◆ **SELECTED TEXT**:
Making stateful NIDS work in a completely switched network

["Kohlenberg, Toby" <toby.kohlenberg () intel com>]

Archive: http://msgs.securepoint.com/ids
FAQ IDS: http://www.sans.org/newlook/resources/IDFAQ/ID_FAQ.htm
FAQ NIDS: http://www.ticm.com/kb/faq/idsfaq.html
IDS: http://www-rnks.informatik.tu-cottbus.de/~sobirey/ids.html
HELP: Having problems... email questions to ids-owner () uow edu au
NOTE: Remove this section from reply msgs otherwise the msg will bounce.
SPAM: DO NOT send unsolicted mail to this list.
UNSUBSCRIBE: email "unsubscribe ids" to majordomo () uow edu au
-----------------------------------------------------------------------------
One of the arguments made against NIDS (usually it seems by vendors
of competing technologies) is that the prevalence of switched networks
has made deployment of NIDS expensive and less accurate. I don't think
that's completely true but I can see some of the arguments.

◆ **EXTRACTED RECORDS**:
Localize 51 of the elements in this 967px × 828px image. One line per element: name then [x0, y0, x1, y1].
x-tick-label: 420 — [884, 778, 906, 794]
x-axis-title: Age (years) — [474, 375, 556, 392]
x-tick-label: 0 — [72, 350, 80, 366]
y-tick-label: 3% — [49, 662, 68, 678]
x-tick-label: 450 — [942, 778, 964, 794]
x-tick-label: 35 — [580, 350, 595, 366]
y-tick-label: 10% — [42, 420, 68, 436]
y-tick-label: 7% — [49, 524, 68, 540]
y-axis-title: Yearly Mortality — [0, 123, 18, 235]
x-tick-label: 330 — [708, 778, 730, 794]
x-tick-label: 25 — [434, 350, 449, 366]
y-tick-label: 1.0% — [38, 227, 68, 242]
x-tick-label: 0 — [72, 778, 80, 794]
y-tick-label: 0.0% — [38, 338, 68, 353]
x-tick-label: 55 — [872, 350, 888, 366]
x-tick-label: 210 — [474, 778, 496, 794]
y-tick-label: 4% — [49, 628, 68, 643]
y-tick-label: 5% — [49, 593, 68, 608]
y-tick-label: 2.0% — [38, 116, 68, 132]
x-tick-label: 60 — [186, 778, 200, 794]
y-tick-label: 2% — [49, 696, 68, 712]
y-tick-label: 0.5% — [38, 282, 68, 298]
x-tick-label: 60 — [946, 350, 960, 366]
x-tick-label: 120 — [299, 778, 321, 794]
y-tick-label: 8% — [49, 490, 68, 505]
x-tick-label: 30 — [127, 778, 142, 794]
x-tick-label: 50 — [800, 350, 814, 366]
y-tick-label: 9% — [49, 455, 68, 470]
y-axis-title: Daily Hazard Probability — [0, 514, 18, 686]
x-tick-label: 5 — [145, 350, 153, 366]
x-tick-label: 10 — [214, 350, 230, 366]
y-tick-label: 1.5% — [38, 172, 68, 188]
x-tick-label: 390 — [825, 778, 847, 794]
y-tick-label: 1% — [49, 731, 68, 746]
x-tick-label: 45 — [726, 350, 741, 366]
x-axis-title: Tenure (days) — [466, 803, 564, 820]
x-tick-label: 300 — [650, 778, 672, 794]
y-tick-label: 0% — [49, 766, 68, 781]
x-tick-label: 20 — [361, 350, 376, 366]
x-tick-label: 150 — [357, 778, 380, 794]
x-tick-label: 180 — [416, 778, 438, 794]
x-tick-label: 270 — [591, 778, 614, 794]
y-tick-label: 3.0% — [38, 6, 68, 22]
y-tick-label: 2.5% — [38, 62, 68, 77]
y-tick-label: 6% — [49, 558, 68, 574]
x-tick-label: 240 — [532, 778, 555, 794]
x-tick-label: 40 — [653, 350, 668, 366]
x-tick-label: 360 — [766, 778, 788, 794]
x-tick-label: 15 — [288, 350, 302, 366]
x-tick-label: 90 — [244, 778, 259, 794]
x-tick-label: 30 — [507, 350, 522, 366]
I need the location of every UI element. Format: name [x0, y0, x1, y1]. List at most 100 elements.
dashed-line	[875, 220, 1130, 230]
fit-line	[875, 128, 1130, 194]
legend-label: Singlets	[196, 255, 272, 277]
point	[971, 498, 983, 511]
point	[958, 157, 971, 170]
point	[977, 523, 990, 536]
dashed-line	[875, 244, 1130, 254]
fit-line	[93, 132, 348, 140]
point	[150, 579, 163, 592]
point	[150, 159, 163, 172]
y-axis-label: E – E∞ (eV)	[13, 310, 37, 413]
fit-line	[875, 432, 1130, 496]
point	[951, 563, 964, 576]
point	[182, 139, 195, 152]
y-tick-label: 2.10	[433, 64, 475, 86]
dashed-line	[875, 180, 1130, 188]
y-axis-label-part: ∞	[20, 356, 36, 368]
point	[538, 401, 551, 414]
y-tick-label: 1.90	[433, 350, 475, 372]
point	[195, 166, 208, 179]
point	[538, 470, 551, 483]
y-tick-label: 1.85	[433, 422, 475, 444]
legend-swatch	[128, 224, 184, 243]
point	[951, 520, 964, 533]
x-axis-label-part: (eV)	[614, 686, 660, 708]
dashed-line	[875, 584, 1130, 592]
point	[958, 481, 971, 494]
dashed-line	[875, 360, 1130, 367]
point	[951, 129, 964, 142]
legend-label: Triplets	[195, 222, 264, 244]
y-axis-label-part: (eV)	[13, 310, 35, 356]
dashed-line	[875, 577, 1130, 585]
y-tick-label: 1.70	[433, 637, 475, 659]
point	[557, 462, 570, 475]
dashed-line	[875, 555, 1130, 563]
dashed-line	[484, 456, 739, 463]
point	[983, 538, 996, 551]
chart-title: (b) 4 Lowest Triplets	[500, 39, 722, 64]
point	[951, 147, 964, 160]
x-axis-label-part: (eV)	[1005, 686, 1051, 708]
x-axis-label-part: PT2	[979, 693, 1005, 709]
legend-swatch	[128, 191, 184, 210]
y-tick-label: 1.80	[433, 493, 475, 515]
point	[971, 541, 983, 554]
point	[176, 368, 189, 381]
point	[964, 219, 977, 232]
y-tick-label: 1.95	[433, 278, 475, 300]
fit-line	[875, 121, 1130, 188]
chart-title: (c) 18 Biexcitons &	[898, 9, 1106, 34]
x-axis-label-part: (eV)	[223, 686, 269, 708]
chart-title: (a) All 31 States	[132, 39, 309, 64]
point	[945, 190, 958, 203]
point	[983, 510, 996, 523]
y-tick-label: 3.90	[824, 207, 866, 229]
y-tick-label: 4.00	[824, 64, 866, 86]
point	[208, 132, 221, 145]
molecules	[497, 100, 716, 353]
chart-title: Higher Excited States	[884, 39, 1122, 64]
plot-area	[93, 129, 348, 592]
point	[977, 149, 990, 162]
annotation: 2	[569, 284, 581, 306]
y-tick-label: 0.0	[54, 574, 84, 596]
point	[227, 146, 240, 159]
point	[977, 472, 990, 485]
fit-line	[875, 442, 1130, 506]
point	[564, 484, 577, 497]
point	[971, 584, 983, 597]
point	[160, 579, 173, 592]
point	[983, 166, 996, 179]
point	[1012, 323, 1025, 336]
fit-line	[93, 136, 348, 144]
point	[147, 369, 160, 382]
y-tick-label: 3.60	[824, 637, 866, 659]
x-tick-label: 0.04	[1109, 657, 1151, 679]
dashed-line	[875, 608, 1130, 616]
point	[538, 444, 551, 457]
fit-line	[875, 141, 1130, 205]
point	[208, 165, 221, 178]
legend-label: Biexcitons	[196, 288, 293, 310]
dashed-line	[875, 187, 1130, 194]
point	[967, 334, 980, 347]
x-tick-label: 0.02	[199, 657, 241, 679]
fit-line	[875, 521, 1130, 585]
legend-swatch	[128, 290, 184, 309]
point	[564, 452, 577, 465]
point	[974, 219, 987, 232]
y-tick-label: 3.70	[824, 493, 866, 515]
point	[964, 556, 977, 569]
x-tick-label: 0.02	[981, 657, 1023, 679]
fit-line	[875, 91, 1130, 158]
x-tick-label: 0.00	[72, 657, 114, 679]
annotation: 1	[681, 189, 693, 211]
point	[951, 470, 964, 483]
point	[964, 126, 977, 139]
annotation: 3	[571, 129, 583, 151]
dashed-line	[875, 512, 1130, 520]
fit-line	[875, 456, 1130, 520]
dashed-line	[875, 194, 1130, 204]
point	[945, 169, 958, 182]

◆ **ASSIGNED TASK**: Write what comes next in the post on NIDS in switched networks, picking up after its last sentence. The items are separate material and have nothing to do with the post on NIDS in switched networks.

◆ **EXERCISE RESPONSE**:
Having said that, given a network that is completely switched (no hubs
used to handle traffic at any point), highly redundant (each server
has at least two NICs feeding into two separate switches) and made primarily
of VLANs (meaning physical proximity cannot be assured) I can see
making signature-based NIDS work, I can even see making simple protocol
analysis work, but I can't see a way to make stateful (connection-aware)
monitoring work without either;
a. tapping the entire network and feeding it into a single sensor 
b. dropping sensors at the ingress and egress points.
c. putting taps on every network drop and feeding them in groups to a 
dedicated sensor.

Any thoughts?

Toby

All opinions are my own and in no way reflect the views of my employer.